For the entries that follow, state how many lines include the word "يحيى", giving the number and nothing else.

[BEGIN DATA ENTRIES]

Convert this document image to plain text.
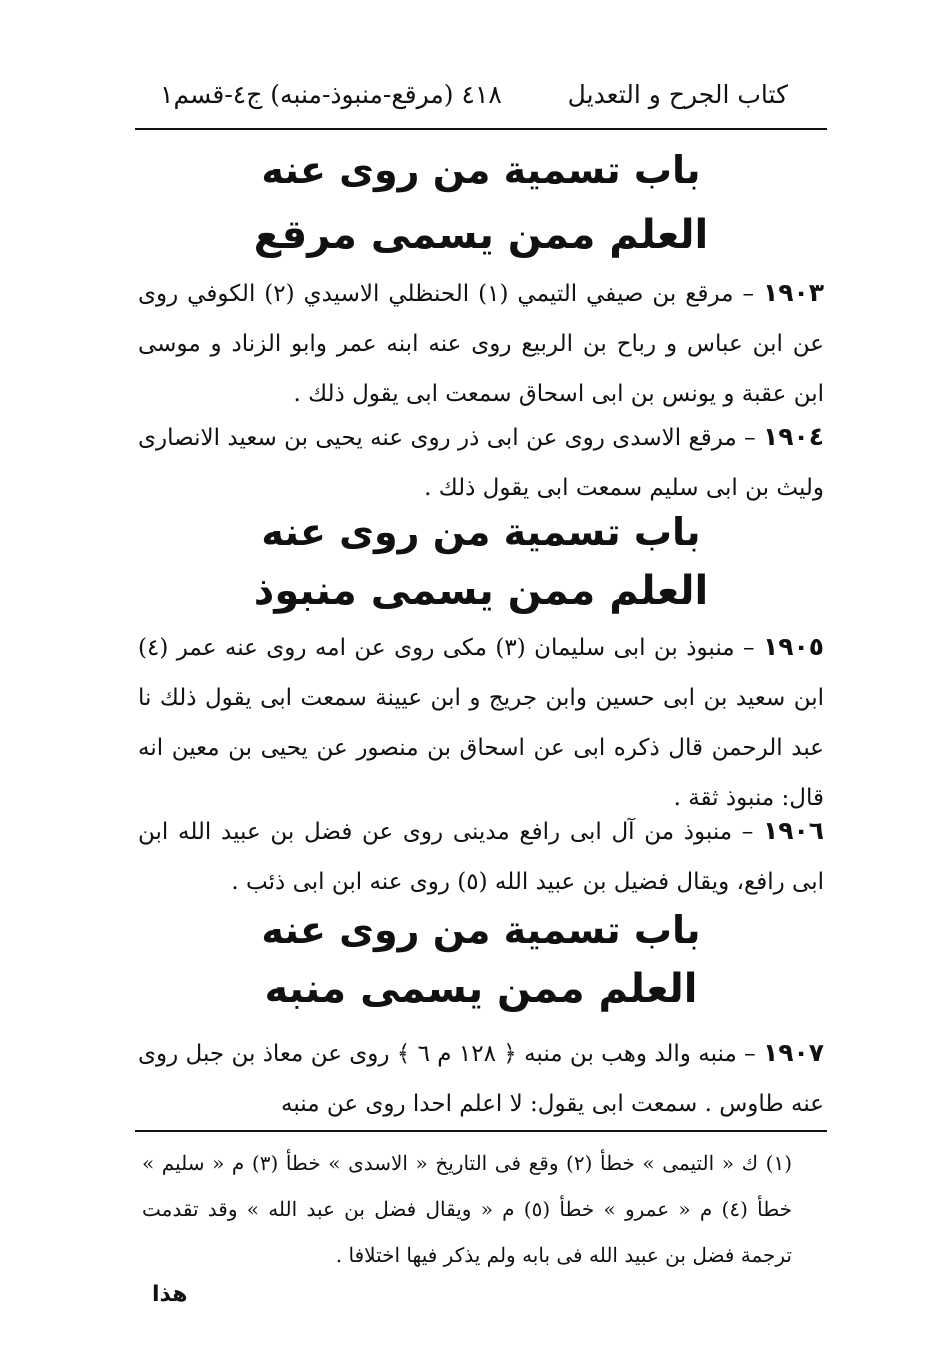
كتاب الجرح و التعديل
٤١٨ (مرقع-منبوذ-منبه) ج٤-قسم١
باب تسمية من روى عنه
العلم ممن يسمى مرقع
١٩٠٣ – مرقع بن صيفي التيمي (١) الحنظلي الاسيدي (٢) الكوفي روى عن ابن عباس و رباح بن الربيع روى عنه ابنه عمر وابو الزناد و موسى ابن عقبة و يونس بن ابى اسحاق سمعت ابى يقول ذلك .
١٩٠٤ – مرقع الاسدى روى عن ابى ذر روى عنه يحيى بن سعيد الانصارى وليث بن ابى سليم سمعت ابى يقول ذلك .
باب تسمية من روى عنه
العلم ممن يسمى منبوذ
١٩٠٥ – منبوذ بن ابى سليمان (٣) مكى روى عن امه روى عنه عمر (٤) ابن سعيد بن ابى حسين وابن جريج و ابن عيينة سمعت ابى يقول ذلك نا عبد الرحمن قال ذكره ابى عن اسحاق بن منصور عن يحيى بن معين انه قال: منبوذ ثقة .
١٩٠٦ – منبوذ من آل ابى رافع مدينى روى عن فضل بن عبيد الله ابن ابى رافع، ويقال فضيل بن عبيد الله (٥) روى عنه ابن ابى ذئب .
باب تسمية من روى عنه
العلم ممن يسمى منبه
١٩٠٧ – منبه والد وهب بن منبه ﴿ ١٢٨ م ٦ ﴾ روى عن معاذ بن جبل روى عنه طاوس . سمعت ابى يقول: لا اعلم احدا روى عن منبه
(١) ك « التيمى » خطأ (٢) وقع فى التاريخ « الاسدى » خطأ (٣) م « سليم » خطأ (٤) م « عمرو » خطأ (٥) م « ويقال فضل بن عبد الله » وقد تقدمت ترجمة فضل بن عبيد الله فى بابه ولم يذكر فيها اختلافا .
هذا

[END DATA ENTRIES]

◆ COMPLETED EXERCISE ◆
2